:: INFORMATION SHOWN ::
(begin)
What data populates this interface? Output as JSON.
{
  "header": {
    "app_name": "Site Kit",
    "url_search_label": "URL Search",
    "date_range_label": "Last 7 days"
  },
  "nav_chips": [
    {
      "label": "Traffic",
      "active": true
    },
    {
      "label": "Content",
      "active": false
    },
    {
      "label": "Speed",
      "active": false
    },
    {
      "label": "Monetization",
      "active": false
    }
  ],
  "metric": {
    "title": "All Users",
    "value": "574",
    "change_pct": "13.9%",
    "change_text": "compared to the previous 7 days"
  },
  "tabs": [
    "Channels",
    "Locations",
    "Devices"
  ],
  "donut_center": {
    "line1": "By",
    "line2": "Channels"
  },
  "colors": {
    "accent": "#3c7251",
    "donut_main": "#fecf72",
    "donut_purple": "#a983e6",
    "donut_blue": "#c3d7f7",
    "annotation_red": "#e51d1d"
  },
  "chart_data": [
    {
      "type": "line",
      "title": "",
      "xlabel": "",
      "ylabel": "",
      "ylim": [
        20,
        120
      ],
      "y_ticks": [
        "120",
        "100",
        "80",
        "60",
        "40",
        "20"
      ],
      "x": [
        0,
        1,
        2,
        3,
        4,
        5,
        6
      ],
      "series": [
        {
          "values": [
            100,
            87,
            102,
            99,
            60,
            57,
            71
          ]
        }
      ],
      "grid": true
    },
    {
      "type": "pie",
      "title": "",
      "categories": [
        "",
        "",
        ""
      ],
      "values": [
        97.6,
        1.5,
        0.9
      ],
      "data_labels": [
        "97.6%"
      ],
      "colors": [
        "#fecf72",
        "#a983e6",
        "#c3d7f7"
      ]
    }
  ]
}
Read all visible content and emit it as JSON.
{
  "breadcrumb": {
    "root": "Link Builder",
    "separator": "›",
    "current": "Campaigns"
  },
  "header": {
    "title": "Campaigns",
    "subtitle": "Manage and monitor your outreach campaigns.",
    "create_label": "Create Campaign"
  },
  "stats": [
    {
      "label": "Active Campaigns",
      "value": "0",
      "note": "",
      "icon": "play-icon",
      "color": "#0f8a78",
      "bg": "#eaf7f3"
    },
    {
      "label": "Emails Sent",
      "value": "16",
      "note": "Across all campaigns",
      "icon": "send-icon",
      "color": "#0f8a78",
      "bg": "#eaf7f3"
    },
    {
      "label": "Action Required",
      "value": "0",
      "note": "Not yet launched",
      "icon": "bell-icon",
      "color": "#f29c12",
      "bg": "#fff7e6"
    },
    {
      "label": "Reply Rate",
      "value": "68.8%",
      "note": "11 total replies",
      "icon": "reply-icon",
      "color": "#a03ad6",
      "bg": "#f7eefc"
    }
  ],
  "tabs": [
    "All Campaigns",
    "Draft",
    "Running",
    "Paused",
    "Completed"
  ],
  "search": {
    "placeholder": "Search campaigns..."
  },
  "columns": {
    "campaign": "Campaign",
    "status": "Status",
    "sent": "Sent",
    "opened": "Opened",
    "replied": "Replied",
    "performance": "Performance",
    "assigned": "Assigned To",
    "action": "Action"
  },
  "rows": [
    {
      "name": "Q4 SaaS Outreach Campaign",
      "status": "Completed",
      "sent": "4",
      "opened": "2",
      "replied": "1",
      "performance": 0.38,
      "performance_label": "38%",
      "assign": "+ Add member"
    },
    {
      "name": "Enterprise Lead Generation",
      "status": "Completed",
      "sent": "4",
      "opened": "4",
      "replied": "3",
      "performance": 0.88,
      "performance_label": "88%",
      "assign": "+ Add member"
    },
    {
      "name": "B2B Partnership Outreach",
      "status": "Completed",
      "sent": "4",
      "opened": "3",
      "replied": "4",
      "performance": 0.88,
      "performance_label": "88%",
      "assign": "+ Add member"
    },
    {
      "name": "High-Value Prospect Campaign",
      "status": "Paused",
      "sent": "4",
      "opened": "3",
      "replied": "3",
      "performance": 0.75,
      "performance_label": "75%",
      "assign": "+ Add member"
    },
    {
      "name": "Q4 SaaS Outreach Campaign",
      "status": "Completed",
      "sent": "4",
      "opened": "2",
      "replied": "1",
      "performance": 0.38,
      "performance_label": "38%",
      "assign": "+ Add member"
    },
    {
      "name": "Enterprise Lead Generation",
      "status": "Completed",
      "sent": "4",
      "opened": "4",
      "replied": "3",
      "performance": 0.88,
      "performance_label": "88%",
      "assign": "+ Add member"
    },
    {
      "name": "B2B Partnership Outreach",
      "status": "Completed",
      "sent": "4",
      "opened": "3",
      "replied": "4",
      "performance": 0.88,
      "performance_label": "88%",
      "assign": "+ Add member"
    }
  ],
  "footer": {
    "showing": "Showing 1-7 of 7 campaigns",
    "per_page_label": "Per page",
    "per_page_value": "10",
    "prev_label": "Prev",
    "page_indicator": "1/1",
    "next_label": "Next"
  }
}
(end)
:: TO BE DONE ::
Find how many lines in the listing hold "icon", and reply with that number only.

:: OUTPUT OF THE EXERCISE ::
4